Entries provided.

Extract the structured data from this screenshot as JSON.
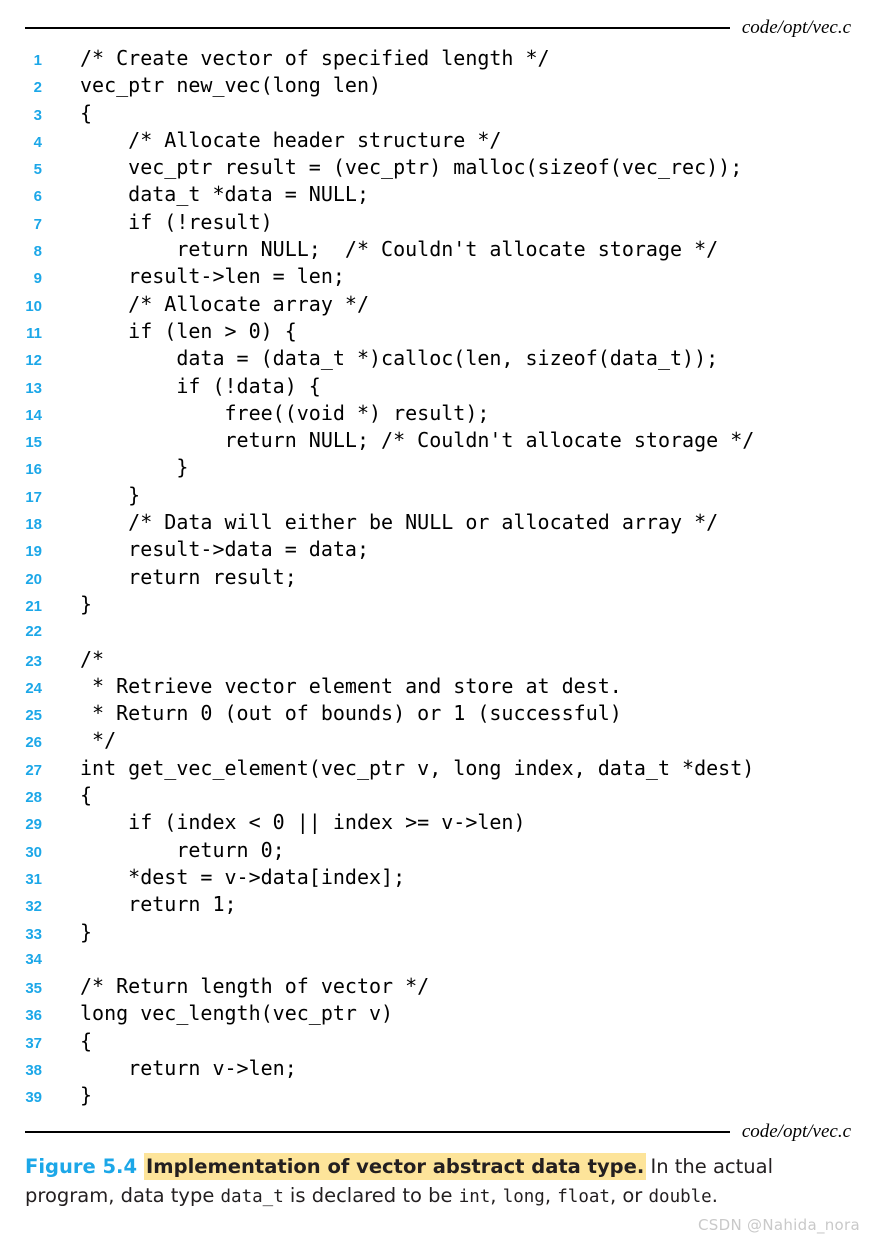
{
  "figure": {
    "source_label_top": "code/opt/vec.c",
    "source_label_bottom": "code/opt/vec.c",
    "accent_color": "#1CA7E8",
    "highlight_color": "#FDE49A",
    "rule_color": "#000000"
  },
  "caption": {
    "number": "Figure 5.4",
    "title": "Implementation of vector abstract data type.",
    "rest_1": " In the actual program, data type ",
    "mono_1": "data_t",
    "rest_2": " is declared to be ",
    "mono_2": "int",
    "rest_3": ", ",
    "mono_3": "long",
    "rest_4": ", ",
    "mono_4": "float",
    "rest_5": ", or ",
    "mono_5": "double",
    "rest_6": "."
  },
  "watermark": {
    "text": "CSDN @Nahida_nora"
  },
  "code": {
    "language": "c",
    "lines": [
      {
        "n": "1",
        "text": "/* Create vector of specified length */"
      },
      {
        "n": "2",
        "text": "vec_ptr new_vec(long len)"
      },
      {
        "n": "3",
        "text": "{"
      },
      {
        "n": "4",
        "text": "    /* Allocate header structure */"
      },
      {
        "n": "5",
        "text": "    vec_ptr result = (vec_ptr) malloc(sizeof(vec_rec));"
      },
      {
        "n": "6",
        "text": "    data_t *data = NULL;"
      },
      {
        "n": "7",
        "text": "    if (!result)"
      },
      {
        "n": "8",
        "text": "        return NULL;  /* Couldn't allocate storage */"
      },
      {
        "n": "9",
        "text": "    result->len = len;"
      },
      {
        "n": "10",
        "text": "    /* Allocate array */"
      },
      {
        "n": "11",
        "text": "    if (len > 0) {"
      },
      {
        "n": "12",
        "text": "        data = (data_t *)calloc(len, sizeof(data_t));"
      },
      {
        "n": "13",
        "text": "        if (!data) {"
      },
      {
        "n": "14",
        "text": "            free((void *) result);"
      },
      {
        "n": "15",
        "text": "            return NULL; /* Couldn't allocate storage */"
      },
      {
        "n": "16",
        "text": "        }"
      },
      {
        "n": "17",
        "text": "    }"
      },
      {
        "n": "18",
        "text": "    /* Data will either be NULL or allocated array */"
      },
      {
        "n": "19",
        "text": "    result->data = data;"
      },
      {
        "n": "20",
        "text": "    return result;"
      },
      {
        "n": "21",
        "text": "}"
      },
      {
        "n": "22",
        "text": ""
      },
      {
        "n": "23",
        "text": "/*"
      },
      {
        "n": "24",
        "text": " * Retrieve vector element and store at dest."
      },
      {
        "n": "25",
        "text": " * Return 0 (out of bounds) or 1 (successful)"
      },
      {
        "n": "26",
        "text": " */"
      },
      {
        "n": "27",
        "text": "int get_vec_element(vec_ptr v, long index, data_t *dest)"
      },
      {
        "n": "28",
        "text": "{"
      },
      {
        "n": "29",
        "text": "    if (index < 0 || index >= v->len)"
      },
      {
        "n": "30",
        "text": "        return 0;"
      },
      {
        "n": "31",
        "text": "    *dest = v->data[index];"
      },
      {
        "n": "32",
        "text": "    return 1;"
      },
      {
        "n": "33",
        "text": "}"
      },
      {
        "n": "34",
        "text": ""
      },
      {
        "n": "35",
        "text": "/* Return length of vector */"
      },
      {
        "n": "36",
        "text": "long vec_length(vec_ptr v)"
      },
      {
        "n": "37",
        "text": "{"
      },
      {
        "n": "38",
        "text": "    return v->len;"
      },
      {
        "n": "39",
        "text": "}"
      }
    ]
  }
}
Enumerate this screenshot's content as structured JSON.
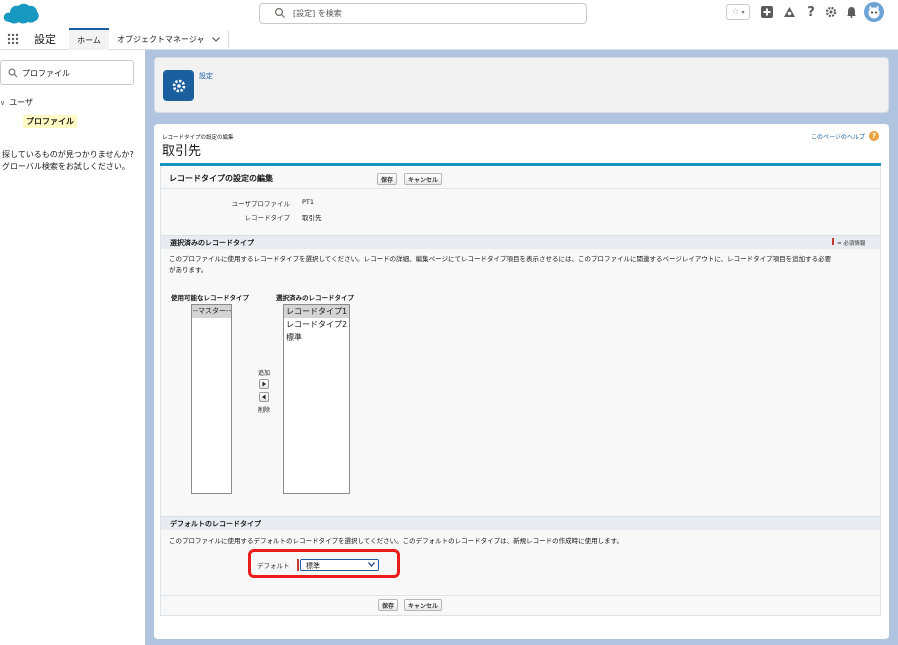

What needs to be done. Quote the data exactly, leaving every image out of the copy.

Answer to the task.
Extract the structured data from this screenshot as JSON.
{
  "figure": {
    "source_label_top": "code/opt/vec.c",
    "source_label_bottom": "code/opt/vec.c",
    "accent_color": "#1CA7E8",
    "highlight_color": "#FDE49A",
    "rule_color": "#000000"
  },
  "caption": {
    "number": "Figure 5.4",
    "title": "Implementation of vector abstract data type.",
    "rest_1": " In the actual program, data type ",
    "mono_1": "data_t",
    "rest_2": " is declared to be ",
    "mono_2": "int",
    "rest_3": ", ",
    "mono_3": "long",
    "rest_4": ", ",
    "mono_4": "float",
    "rest_5": ", or ",
    "mono_5": "double",
    "rest_6": "."
  },
  "watermark": {
    "text": "CSDN @Nahida_nora"
  },
  "code": {
    "language": "c",
    "lines": [
      {
        "n": "1",
        "text": "/* Create vector of specified length */"
      },
      {
        "n": "2",
        "text": "vec_ptr new_vec(long len)"
      },
      {
        "n": "3",
        "text": "{"
      },
      {
        "n": "4",
        "text": "    /* Allocate header structure */"
      },
      {
        "n": "5",
        "text": "    vec_ptr result = (vec_ptr) malloc(sizeof(vec_rec));"
      },
      {
        "n": "6",
        "text": "    data_t *data = NULL;"
      },
      {
        "n": "7",
        "text": "    if (!result)"
      },
      {
        "n": "8",
        "text": "        return NULL;  /* Couldn't allocate storage */"
      },
      {
        "n": "9",
        "text": "    result->len = len;"
      },
      {
        "n": "10",
        "text": "    /* Allocate array */"
      },
      {
        "n": "11",
        "text": "    if (len > 0) {"
      },
      {
        "n": "12",
        "text": "        data = (data_t *)calloc(len, sizeof(data_t));"
      },
      {
        "n": "13",
        "text": "        if (!data) {"
      },
      {
        "n": "14",
        "text": "            free((void *) result);"
      },
      {
        "n": "15",
        "text": "            return NULL; /* Couldn't allocate storage */"
      },
      {
        "n": "16",
        "text": "        }"
      },
      {
        "n": "17",
        "text": "    }"
      },
      {
        "n": "18",
        "text": "    /* Data will either be NULL or allocated array */"
      },
      {
        "n": "19",
        "text": "    result->data = data;"
      },
      {
        "n": "20",
        "text": "    return result;"
      },
      {
        "n": "21",
        "text": "}"
      },
      {
        "n": "22",
        "text": ""
      },
      {
        "n": "23",
        "text": "/*"
      },
      {
        "n": "24",
        "text": " * Retrieve vector element and store at dest."
      },
      {
        "n": "25",
        "text": " * Return 0 (out of bounds) or 1 (successful)"
      },
      {
        "n": "26",
        "text": " */"
      },
      {
        "n": "27",
        "text": "int get_vec_element(vec_ptr v, long index, data_t *dest)"
      },
      {
        "n": "28",
        "text": "{"
      },
      {
        "n": "29",
        "text": "    if (index < 0 || index >= v->len)"
      },
      {
        "n": "30",
        "text": "        return 0;"
      },
      {
        "n": "31",
        "text": "    *dest = v->data[index];"
      },
      {
        "n": "32",
        "text": "    return 1;"
      },
      {
        "n": "33",
        "text": "}"
      },
      {
        "n": "34",
        "text": ""
      },
      {
        "n": "35",
        "text": "/* Return length of vector */"
      },
      {
        "n": "36",
        "text": "long vec_length(vec_ptr v)"
      },
      {
        "n": "37",
        "text": "{"
      },
      {
        "n": "38",
        "text": "    return v->len;"
      },
      {
        "n": "39",
        "text": "}"
      }
    ]
  }
}
Enumerate this screenshot's content as structured JSON.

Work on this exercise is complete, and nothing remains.